**Chart and figure data:**
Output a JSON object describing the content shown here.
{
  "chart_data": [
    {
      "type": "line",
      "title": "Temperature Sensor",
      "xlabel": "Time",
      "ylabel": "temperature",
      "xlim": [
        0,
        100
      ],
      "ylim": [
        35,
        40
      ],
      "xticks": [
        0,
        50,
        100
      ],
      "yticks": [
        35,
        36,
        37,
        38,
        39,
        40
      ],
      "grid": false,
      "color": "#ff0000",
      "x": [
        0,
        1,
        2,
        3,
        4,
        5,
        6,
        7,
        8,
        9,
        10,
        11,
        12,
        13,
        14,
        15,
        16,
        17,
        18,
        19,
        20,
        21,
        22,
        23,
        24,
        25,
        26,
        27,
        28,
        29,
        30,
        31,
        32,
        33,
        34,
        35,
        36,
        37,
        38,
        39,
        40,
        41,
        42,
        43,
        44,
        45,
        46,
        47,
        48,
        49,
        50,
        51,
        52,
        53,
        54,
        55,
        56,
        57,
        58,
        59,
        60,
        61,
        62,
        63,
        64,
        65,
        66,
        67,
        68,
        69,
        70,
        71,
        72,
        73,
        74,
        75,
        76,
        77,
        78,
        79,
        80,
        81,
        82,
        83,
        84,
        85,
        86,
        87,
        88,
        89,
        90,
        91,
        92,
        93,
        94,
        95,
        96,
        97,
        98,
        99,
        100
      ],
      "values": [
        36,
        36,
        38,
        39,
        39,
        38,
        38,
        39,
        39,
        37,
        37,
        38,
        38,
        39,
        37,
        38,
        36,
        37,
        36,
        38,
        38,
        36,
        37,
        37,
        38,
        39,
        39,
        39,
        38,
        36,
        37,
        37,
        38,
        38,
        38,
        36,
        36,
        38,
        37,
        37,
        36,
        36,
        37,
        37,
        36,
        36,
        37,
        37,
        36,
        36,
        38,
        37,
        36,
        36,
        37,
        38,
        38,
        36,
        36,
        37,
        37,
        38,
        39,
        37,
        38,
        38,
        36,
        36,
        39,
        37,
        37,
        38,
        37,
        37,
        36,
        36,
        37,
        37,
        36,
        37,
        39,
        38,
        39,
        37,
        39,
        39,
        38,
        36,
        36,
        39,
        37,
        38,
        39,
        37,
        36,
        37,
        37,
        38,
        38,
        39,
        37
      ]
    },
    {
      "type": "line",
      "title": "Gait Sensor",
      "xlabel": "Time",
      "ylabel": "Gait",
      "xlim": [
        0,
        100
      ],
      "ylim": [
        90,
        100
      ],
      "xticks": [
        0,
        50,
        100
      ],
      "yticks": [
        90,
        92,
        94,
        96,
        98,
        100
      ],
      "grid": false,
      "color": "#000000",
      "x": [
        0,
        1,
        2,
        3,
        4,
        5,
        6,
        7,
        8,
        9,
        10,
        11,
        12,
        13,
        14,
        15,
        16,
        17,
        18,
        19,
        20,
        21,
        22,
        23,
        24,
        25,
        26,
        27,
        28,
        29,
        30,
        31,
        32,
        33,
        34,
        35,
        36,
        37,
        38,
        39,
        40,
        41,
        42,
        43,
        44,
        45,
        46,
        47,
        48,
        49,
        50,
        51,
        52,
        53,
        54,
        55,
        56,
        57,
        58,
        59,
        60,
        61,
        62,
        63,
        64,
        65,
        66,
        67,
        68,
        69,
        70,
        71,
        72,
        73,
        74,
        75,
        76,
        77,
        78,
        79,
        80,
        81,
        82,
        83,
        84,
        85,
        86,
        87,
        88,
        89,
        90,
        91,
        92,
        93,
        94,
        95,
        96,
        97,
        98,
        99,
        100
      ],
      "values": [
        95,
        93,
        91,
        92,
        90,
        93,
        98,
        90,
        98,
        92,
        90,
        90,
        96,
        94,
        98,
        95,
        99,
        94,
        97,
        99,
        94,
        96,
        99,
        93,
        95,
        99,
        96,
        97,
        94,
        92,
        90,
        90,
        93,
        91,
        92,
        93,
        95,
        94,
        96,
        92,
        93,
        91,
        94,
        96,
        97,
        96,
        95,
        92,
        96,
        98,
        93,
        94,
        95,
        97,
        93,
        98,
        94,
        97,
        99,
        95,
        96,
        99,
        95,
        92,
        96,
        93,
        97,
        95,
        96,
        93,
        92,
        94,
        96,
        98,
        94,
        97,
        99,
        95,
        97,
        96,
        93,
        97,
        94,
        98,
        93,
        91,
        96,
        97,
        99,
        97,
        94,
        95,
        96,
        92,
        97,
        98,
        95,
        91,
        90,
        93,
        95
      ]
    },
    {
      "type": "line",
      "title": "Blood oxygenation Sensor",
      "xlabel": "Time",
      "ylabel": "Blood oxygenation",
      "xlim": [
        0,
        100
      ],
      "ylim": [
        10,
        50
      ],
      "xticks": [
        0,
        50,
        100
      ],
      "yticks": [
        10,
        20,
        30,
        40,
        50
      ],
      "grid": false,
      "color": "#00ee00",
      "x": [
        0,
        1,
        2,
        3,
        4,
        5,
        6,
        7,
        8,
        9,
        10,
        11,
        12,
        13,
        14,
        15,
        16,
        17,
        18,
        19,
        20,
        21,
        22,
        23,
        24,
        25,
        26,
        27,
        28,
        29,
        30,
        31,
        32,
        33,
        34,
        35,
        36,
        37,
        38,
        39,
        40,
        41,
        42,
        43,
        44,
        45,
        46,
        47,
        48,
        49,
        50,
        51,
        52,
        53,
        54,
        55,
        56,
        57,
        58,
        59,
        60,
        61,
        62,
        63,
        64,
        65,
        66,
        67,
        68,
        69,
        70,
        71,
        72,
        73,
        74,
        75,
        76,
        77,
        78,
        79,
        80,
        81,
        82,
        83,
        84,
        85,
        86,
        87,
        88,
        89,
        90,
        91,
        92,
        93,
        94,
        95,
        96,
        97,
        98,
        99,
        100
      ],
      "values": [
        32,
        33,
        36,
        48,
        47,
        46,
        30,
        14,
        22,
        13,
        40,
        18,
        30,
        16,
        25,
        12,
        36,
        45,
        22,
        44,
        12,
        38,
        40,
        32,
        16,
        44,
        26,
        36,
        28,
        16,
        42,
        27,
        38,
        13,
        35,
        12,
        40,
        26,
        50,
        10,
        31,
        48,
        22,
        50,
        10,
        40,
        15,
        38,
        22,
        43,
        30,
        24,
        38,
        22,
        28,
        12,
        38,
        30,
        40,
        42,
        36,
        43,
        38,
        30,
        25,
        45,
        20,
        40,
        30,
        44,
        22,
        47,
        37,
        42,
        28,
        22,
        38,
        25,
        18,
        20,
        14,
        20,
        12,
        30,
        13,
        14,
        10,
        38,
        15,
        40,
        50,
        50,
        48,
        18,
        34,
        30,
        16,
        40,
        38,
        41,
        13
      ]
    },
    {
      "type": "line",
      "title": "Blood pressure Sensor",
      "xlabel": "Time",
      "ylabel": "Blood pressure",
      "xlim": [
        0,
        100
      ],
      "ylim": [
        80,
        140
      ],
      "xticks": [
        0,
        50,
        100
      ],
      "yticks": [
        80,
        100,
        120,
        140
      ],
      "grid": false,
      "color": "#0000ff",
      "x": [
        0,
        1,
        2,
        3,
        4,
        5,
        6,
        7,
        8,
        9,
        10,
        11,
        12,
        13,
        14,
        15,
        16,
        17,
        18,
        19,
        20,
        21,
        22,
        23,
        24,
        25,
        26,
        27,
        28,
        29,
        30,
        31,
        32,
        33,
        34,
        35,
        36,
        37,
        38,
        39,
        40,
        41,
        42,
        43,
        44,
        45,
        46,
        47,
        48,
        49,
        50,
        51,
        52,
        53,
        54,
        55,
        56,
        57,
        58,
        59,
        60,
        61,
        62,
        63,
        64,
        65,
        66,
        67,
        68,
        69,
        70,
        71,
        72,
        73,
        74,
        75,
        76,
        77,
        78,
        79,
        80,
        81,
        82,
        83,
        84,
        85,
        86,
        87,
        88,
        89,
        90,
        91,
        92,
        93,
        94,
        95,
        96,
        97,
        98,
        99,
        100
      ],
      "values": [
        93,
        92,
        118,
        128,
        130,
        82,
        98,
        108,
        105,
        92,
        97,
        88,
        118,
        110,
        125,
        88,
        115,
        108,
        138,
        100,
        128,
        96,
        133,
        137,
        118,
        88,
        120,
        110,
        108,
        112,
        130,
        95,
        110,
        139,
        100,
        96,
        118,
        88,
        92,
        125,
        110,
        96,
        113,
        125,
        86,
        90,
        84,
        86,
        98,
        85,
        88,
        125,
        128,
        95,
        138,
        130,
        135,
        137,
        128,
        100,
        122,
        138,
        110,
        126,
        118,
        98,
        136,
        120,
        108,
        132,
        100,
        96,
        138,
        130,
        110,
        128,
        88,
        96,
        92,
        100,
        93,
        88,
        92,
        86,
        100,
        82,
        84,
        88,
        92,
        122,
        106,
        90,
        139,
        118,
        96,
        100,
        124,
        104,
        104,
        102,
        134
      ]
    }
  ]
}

**The problem:**
Go through the listing above and return every line where the word "ylabel" occurs.

**Output of the exercise:**
      "ylabel": "temperature",
      "ylabel": "Gait",
      "ylabel": "Blood oxygenation",
      "ylabel": "Blood pressure",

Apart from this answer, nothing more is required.